=== INFORMATION SHOWN ===
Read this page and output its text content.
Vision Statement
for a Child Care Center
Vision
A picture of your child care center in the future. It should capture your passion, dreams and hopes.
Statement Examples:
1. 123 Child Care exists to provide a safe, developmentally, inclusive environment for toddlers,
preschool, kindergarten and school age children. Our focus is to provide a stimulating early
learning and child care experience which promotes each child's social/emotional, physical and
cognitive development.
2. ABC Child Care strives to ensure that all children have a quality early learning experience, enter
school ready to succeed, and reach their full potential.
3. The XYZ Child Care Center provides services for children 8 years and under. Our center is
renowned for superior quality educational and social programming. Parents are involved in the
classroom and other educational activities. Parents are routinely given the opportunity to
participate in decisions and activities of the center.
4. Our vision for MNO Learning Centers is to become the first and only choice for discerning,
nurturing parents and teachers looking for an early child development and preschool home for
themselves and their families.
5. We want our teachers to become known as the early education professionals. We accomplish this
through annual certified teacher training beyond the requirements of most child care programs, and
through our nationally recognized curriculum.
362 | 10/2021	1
===
WHAT YOU HAVE TO DO
Recopy the entries above exactly, with every line included.

SOLVED PROBLEM
Read this page and output its text content.
Vision Statement
for a Child Care Center
Vision
A picture of your child care center in the future. It should capture your passion, dreams and hopes.
Statement Examples:
1. 123 Child Care exists to provide a safe, developmentally, inclusive environment for toddlers,
preschool, kindergarten and school age children. Our focus is to provide a stimulating early
learning and child care experience which promotes each child's social/emotional, physical and
cognitive development.
2. ABC Child Care strives to ensure that all children have a quality early learning experience, enter
school ready to succeed, and reach their full potential.
3. The XYZ Child Care Center provides services for children 8 years and under. Our center is
renowned for superior quality educational and social programming. Parents are involved in the
classroom and other educational activities. Parents are routinely given the opportunity to
participate in decisions and activities of the center.
4. Our vision for MNO Learning Centers is to become the first and only choice for discerning,
nurturing parents and teachers looking for an early child development and preschool home for
themselves and their families.
5. We want our teachers to become known as the early education professionals. We accomplish this
through annual certified teacher training beyond the requirements of most child care programs, and
through our nationally recognized curriculum.
362 | 10/2021	1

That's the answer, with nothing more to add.